[Stored data]
--- --- ---

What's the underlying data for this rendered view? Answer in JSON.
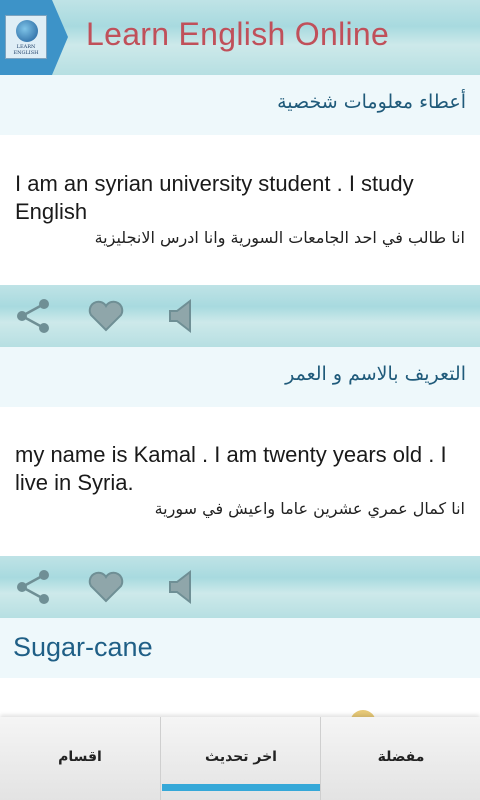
{
  "app": {
    "title": "Learn English Online",
    "logo_text": "LEARN ENGLISH"
  },
  "entries": [
    {
      "heading": "أعطاء معلومات شخصية",
      "english": "I am an syrian university student . I study English",
      "arabic": "انا طالب في احد الجامعات السورية وانا ادرس الانجليزية"
    },
    {
      "heading": "التعريف بالاسم و العمر",
      "english": "my name is Kamal . I am twenty years old . I live in Syria.",
      "arabic": "انا كمال عمري عشرين عاما واعيش في سورية"
    }
  ],
  "actions": {
    "share": "share-icon",
    "favorite": "heart-icon",
    "audio": "speaker-icon"
  },
  "next_category": "Sugar-cane",
  "nav": {
    "tabs": [
      "اقسام",
      "اخر تحديث",
      "مفضلة"
    ],
    "selected": "اخر تحديث"
  },
  "colors": {
    "title": "#c0505a",
    "tab_accent": "#3d93c8",
    "nav_indicator": "#35a8d8",
    "heading_text": "#1f5a7a"
  }
}
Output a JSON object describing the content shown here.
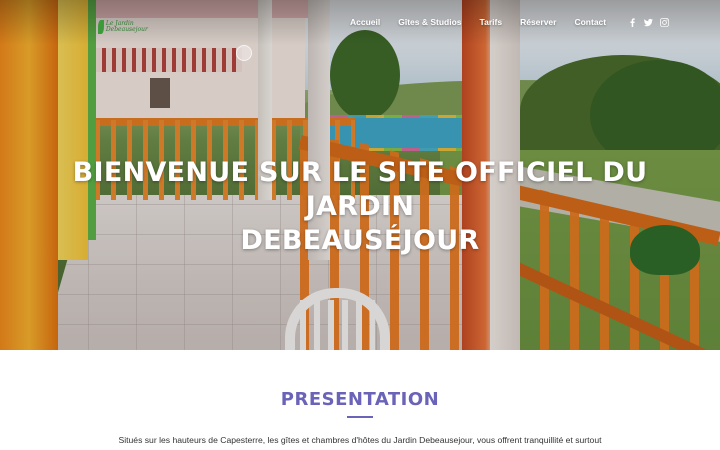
{
  "site": {
    "logo_text": "Le Jardin Debeausejour",
    "logo_leaf_color": "#3d9a3a"
  },
  "nav": {
    "items": [
      {
        "label": "Accueil"
      },
      {
        "label": "Gîtes & Studios"
      },
      {
        "label": "Tarifs"
      },
      {
        "label": "Réserver"
      },
      {
        "label": "Contact"
      }
    ],
    "social": [
      {
        "icon": "facebook-icon"
      },
      {
        "icon": "twitter-icon"
      },
      {
        "icon": "instagram-icon"
      }
    ]
  },
  "hero": {
    "title_line1": "BIENVENUE SUR LE SITE OFFICIEL DU JARDIN",
    "title_line2": "DEBEAUSÉJOUR"
  },
  "presentation": {
    "title": "PRESENTATION",
    "text": "Situés sur les hauteurs de Capesterre, les gîtes et chambres d'hôtes du Jardin Debeausejour, vous offrent tranquillité et surtout",
    "accent_color": "#6a63b8"
  }
}
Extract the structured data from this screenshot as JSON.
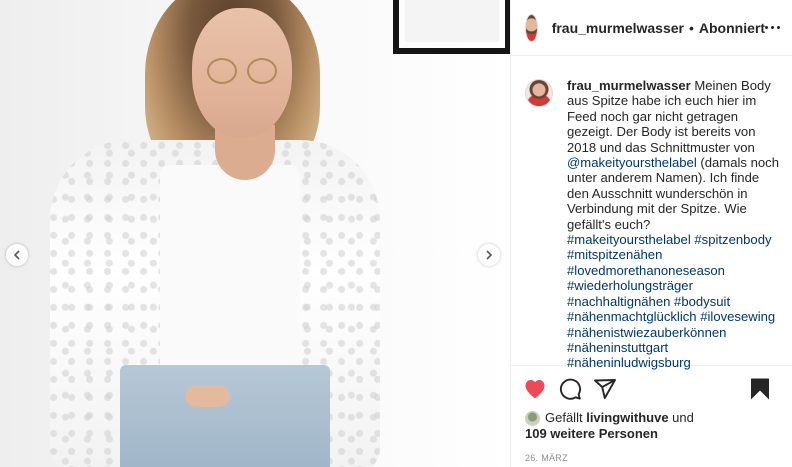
{
  "header": {
    "username": "frau_murmelwasser",
    "separator": "•",
    "follow_status": "Abonniert"
  },
  "caption": {
    "username": "frau_murmelwasser",
    "text1": " Meinen Body aus Spitze habe ich euch hier im Feed noch gar nicht getragen gezeigt. Der Body ist bereits von 2018 und das Schnittmuster von ",
    "mention": "@makeityoursthelabel",
    "text2": " (damals noch unter anderem Namen). Ich finde den Ausschnitt wunderschön in Verbindung mit der Spitze. Wie gefällt's euch?",
    "hashtags": [
      "#makeityoursthelabel",
      "#spitzenbody",
      "#mitspitzenähen",
      "#lovedmorethanoneseason",
      "#wiederholungsträger",
      "#nachhaltignähen",
      "#bodysuit",
      "#nähenmachtglücklich",
      "#ilovesewing",
      "#nähenistwiezauberkönnen",
      "#näheninstuttgart",
      "#näheninludwigsburg"
    ]
  },
  "likes": {
    "prefix": "Gefällt",
    "user": "livingwithuve",
    "conjunction": "und",
    "others": "109 weitere Personen"
  },
  "date": "26. März",
  "icons": {
    "heart": "heart-filled-icon",
    "comment": "comment-icon",
    "share": "share-icon",
    "bookmark": "bookmark-filled-icon",
    "more": "more-options-icon",
    "prev": "chevron-left-icon",
    "next": "chevron-right-icon"
  },
  "colors": {
    "like_red": "#ed4956",
    "link_blue": "#00376b",
    "text": "#262626",
    "muted": "#8e8e8e"
  }
}
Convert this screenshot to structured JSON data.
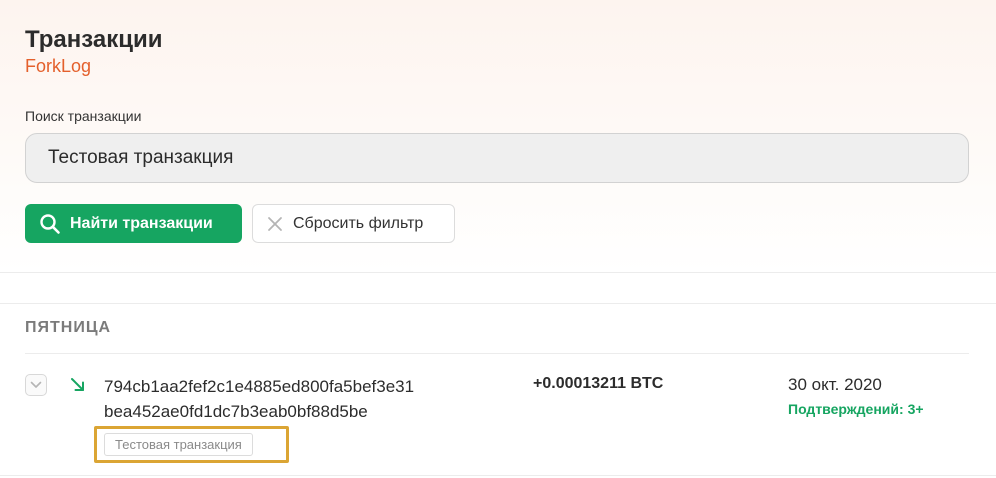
{
  "header": {
    "title": "Транзакции",
    "subtitle": "ForkLog"
  },
  "search": {
    "label": "Поиск транзакции",
    "value": "Тестовая транзакция",
    "placeholder": ""
  },
  "actions": {
    "find_label": "Найти транзакции",
    "reset_label": "Сбросить фильтр"
  },
  "colors": {
    "accent": "#16a561",
    "brand": "#e4602c",
    "highlight": "#dba534"
  },
  "groups": [
    {
      "heading": "ПЯТНИЦА",
      "transactions": [
        {
          "direction_icon": "incoming-arrow-icon",
          "hash_line1": "794cb1aa2fef2c1e4885ed800fa5bef3e31",
          "hash_line2": "bea452ae0fd1dc7b3eab0bf88d5be",
          "amount": "+0.00013211 BTC",
          "date": "30 окт. 2020",
          "confirmations": "Подтверждений: 3+",
          "tag": "Тестовая транзакция"
        }
      ]
    }
  ]
}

--- --- ---

Repeat the material above word for word and skip every image in it.

What's the underlying data for this rendered view? Answer in JSON.
{
  "app": {
    "title": "Learn English Online",
    "logo_text": "LEARN ENGLISH"
  },
  "entries": [
    {
      "heading": "أعطاء معلومات شخصية",
      "english": "I am an syrian university student . I study English",
      "arabic": "انا طالب في احد الجامعات السورية وانا ادرس الانجليزية"
    },
    {
      "heading": "التعريف بالاسم و العمر",
      "english": "my name is Kamal . I am twenty years old . I live in Syria.",
      "arabic": "انا كمال عمري عشرين عاما واعيش في سورية"
    }
  ],
  "actions": {
    "share": "share-icon",
    "favorite": "heart-icon",
    "audio": "speaker-icon"
  },
  "next_category": "Sugar-cane",
  "nav": {
    "tabs": [
      "اقسام",
      "اخر تحديث",
      "مفضلة"
    ],
    "selected": "اخر تحديث"
  },
  "colors": {
    "title": "#c0505a",
    "tab_accent": "#3d93c8",
    "nav_indicator": "#35a8d8",
    "heading_text": "#1f5a7a"
  }
}
Output a JSON object describing the content shown here.
{
  "site": {
    "logo_text": "Le Jardin Debeausejour",
    "logo_leaf_color": "#3d9a3a"
  },
  "nav": {
    "items": [
      {
        "label": "Accueil"
      },
      {
        "label": "Gîtes & Studios"
      },
      {
        "label": "Tarifs"
      },
      {
        "label": "Réserver"
      },
      {
        "label": "Contact"
      }
    ],
    "social": [
      {
        "icon": "facebook-icon"
      },
      {
        "icon": "twitter-icon"
      },
      {
        "icon": "instagram-icon"
      }
    ]
  },
  "hero": {
    "title_line1": "BIENVENUE SUR LE SITE OFFICIEL DU JARDIN",
    "title_line2": "DEBEAUSÉJOUR"
  },
  "presentation": {
    "title": "PRESENTATION",
    "text": "Situés sur les hauteurs de Capesterre, les gîtes et chambres d'hôtes du Jardin Debeausejour, vous offrent tranquillité et surtout",
    "accent_color": "#6a63b8"
  }
}
Extract the structured data from this screenshot as JSON.
{
  "header": {
    "username": "frau_murmelwasser",
    "separator": "•",
    "follow_status": "Abonniert"
  },
  "caption": {
    "username": "frau_murmelwasser",
    "text1": " Meinen Body aus Spitze habe ich euch hier im Feed noch gar nicht getragen gezeigt. Der Body ist bereits von 2018 und das Schnittmuster von ",
    "mention": "@makeityoursthelabel",
    "text2": " (damals noch unter anderem Namen). Ich finde den Ausschnitt wunderschön in Verbindung mit der Spitze. Wie gefällt's euch?",
    "hashtags": [
      "#makeityoursthelabel",
      "#spitzenbody",
      "#mitspitzenähen",
      "#lovedmorethanoneseason",
      "#wiederholungsträger",
      "#nachhaltignähen",
      "#bodysuit",
      "#nähenmachtglücklich",
      "#ilovesewing",
      "#nähenistwiezauberkönnen",
      "#näheninstuttgart",
      "#näheninludwigsburg"
    ]
  },
  "likes": {
    "prefix": "Gefällt",
    "user": "livingwithuve",
    "conjunction": "und",
    "others": "109 weitere Personen"
  },
  "date": "26. März",
  "icons": {
    "heart": "heart-filled-icon",
    "comment": "comment-icon",
    "share": "share-icon",
    "bookmark": "bookmark-filled-icon",
    "more": "more-options-icon",
    "prev": "chevron-left-icon",
    "next": "chevron-right-icon"
  },
  "colors": {
    "like_red": "#ed4956",
    "link_blue": "#00376b",
    "text": "#262626",
    "muted": "#8e8e8e"
  }
}
Convert this screenshot to structured JSON data.
{
  "header": {
    "title": "Транзакции",
    "subtitle": "ForkLog"
  },
  "search": {
    "label": "Поиск транзакции",
    "value": "Тестовая транзакция",
    "placeholder": ""
  },
  "actions": {
    "find_label": "Найти транзакции",
    "reset_label": "Сбросить фильтр"
  },
  "colors": {
    "accent": "#16a561",
    "brand": "#e4602c",
    "highlight": "#dba534"
  },
  "groups": [
    {
      "heading": "ПЯТНИЦА",
      "transactions": [
        {
          "direction_icon": "incoming-arrow-icon",
          "hash_line1": "794cb1aa2fef2c1e4885ed800fa5bef3e31",
          "hash_line2": "bea452ae0fd1dc7b3eab0bf88d5be",
          "amount": "+0.00013211 BTC",
          "date": "30 окт. 2020",
          "confirmations": "Подтверждений: 3+",
          "tag": "Тестовая транзакция"
        }
      ]
    }
  ]
}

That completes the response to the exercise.